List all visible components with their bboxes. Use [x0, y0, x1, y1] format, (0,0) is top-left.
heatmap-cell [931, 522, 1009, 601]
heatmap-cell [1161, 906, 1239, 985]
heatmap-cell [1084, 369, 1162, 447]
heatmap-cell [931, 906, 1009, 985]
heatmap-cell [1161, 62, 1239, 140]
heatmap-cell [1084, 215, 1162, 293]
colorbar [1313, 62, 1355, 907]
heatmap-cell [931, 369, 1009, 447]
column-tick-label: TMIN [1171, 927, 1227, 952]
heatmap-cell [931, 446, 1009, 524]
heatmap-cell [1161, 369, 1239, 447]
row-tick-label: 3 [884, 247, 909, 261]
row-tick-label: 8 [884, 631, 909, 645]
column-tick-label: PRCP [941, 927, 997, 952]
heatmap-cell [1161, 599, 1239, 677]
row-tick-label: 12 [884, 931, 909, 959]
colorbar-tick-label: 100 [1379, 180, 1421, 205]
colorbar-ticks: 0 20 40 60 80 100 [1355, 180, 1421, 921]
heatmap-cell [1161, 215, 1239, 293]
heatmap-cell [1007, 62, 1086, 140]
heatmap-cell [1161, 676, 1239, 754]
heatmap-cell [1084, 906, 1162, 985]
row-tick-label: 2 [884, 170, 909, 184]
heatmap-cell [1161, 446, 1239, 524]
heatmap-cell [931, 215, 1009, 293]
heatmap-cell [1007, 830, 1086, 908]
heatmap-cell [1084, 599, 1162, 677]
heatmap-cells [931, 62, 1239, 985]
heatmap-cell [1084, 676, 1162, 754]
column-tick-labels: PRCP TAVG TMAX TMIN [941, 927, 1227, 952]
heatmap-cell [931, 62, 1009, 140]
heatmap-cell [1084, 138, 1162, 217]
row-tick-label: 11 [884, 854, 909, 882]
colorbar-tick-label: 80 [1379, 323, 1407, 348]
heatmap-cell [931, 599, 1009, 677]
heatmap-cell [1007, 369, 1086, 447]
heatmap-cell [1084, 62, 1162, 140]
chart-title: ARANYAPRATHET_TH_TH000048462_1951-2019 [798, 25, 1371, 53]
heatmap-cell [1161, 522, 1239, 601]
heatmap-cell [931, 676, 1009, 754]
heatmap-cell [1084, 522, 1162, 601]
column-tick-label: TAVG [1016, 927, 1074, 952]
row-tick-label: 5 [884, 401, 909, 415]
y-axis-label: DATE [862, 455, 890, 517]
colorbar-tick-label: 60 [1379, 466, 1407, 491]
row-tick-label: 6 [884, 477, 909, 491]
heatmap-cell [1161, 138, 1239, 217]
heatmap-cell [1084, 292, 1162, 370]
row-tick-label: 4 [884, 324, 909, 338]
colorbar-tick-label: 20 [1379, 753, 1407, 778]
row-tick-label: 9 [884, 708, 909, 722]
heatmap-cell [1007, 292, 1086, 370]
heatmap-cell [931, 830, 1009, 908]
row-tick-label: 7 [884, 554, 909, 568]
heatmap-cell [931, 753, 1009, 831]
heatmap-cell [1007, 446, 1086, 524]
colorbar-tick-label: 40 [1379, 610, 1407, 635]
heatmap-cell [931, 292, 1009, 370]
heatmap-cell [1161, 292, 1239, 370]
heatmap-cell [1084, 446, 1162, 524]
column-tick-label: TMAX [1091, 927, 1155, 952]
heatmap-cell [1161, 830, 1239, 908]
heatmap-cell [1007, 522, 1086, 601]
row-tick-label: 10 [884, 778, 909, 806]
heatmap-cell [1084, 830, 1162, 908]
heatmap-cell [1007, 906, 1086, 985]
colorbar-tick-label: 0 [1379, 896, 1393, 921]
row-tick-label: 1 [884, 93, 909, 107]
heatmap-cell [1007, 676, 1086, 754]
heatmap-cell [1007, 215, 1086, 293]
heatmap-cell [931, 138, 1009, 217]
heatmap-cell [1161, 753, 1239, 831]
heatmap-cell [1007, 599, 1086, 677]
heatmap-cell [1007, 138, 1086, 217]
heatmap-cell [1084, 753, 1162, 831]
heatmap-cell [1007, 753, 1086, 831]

+++

__Exercise requirements__
Copy every line of the records above exactly, changing nothing.

__Result of this task__
List all visible components with their bboxes. Use [x0, y0, x1, y1] format, (0,0) is top-left.
heatmap-cell [931, 522, 1009, 601]
heatmap-cell [1161, 906, 1239, 985]
heatmap-cell [1084, 369, 1162, 447]
heatmap-cell [931, 906, 1009, 985]
heatmap-cell [1161, 62, 1239, 140]
heatmap-cell [1084, 215, 1162, 293]
colorbar [1313, 62, 1355, 907]
heatmap-cell [931, 369, 1009, 447]
column-tick-label: TMIN [1171, 927, 1227, 952]
heatmap-cell [931, 446, 1009, 524]
heatmap-cell [1161, 369, 1239, 447]
row-tick-label: 3 [884, 247, 909, 261]
row-tick-label: 8 [884, 631, 909, 645]
column-tick-label: PRCP [941, 927, 997, 952]
heatmap-cell [1161, 599, 1239, 677]
row-tick-label: 12 [884, 931, 909, 959]
colorbar-tick-label: 100 [1379, 180, 1421, 205]
colorbar-ticks: 0 20 40 60 80 100 [1355, 180, 1421, 921]
heatmap-cell [1161, 215, 1239, 293]
heatmap-cell [1007, 62, 1086, 140]
heatmap-cell [1161, 676, 1239, 754]
heatmap-cell [1084, 906, 1162, 985]
row-tick-label: 2 [884, 170, 909, 184]
heatmap-cell [1161, 446, 1239, 524]
heatmap-cell [931, 215, 1009, 293]
heatmap-cell [1007, 830, 1086, 908]
heatmap-cell [1084, 599, 1162, 677]
heatmap-cells [931, 62, 1239, 985]
heatmap-cell [1084, 676, 1162, 754]
column-tick-labels: PRCP TAVG TMAX TMIN [941, 927, 1227, 952]
heatmap-cell [931, 62, 1009, 140]
heatmap-cell [1084, 138, 1162, 217]
row-tick-label: 11 [884, 854, 909, 882]
colorbar-tick-label: 80 [1379, 323, 1407, 348]
heatmap-cell [931, 599, 1009, 677]
heatmap-cell [1007, 369, 1086, 447]
heatmap-cell [1084, 62, 1162, 140]
chart-title: ARANYAPRATHET_TH_TH000048462_1951-2019 [798, 25, 1371, 53]
heatmap-cell [1161, 522, 1239, 601]
heatmap-cell [931, 676, 1009, 754]
heatmap-cell [1084, 522, 1162, 601]
column-tick-label: TAVG [1016, 927, 1074, 952]
row-tick-label: 5 [884, 401, 909, 415]
y-axis-label: DATE [862, 455, 890, 517]
colorbar-tick-label: 60 [1379, 466, 1407, 491]
row-tick-label: 6 [884, 477, 909, 491]
heatmap-cell [1161, 138, 1239, 217]
heatmap-cell [1084, 292, 1162, 370]
row-tick-label: 4 [884, 324, 909, 338]
colorbar-tick-label: 20 [1379, 753, 1407, 778]
row-tick-label: 9 [884, 708, 909, 722]
heatmap-cell [1007, 292, 1086, 370]
heatmap-cell [931, 830, 1009, 908]
row-tick-label: 7 [884, 554, 909, 568]
heatmap-cell [931, 753, 1009, 831]
heatmap-cell [1007, 446, 1086, 524]
colorbar-tick-label: 40 [1379, 610, 1407, 635]
heatmap-cell [931, 292, 1009, 370]
heatmap-cell [1161, 292, 1239, 370]
heatmap-cell [1084, 446, 1162, 524]
column-tick-label: TMAX [1091, 927, 1155, 952]
heatmap-cell [1161, 830, 1239, 908]
heatmap-cell [1007, 522, 1086, 601]
row-tick-label: 10 [884, 778, 909, 806]
heatmap-cell [1084, 830, 1162, 908]
heatmap-cell [1007, 906, 1086, 985]
colorbar-tick-label: 0 [1379, 896, 1393, 921]
row-tick-label: 1 [884, 93, 909, 107]
heatmap-cell [1007, 676, 1086, 754]
heatmap-cell [1007, 215, 1086, 293]
heatmap-cell [931, 138, 1009, 217]
heatmap-cell [1161, 753, 1239, 831]
heatmap-cell [1007, 599, 1086, 677]
heatmap-cell [1007, 138, 1086, 217]
heatmap-cell [1084, 753, 1162, 831]
heatmap-cell [1007, 753, 1086, 831]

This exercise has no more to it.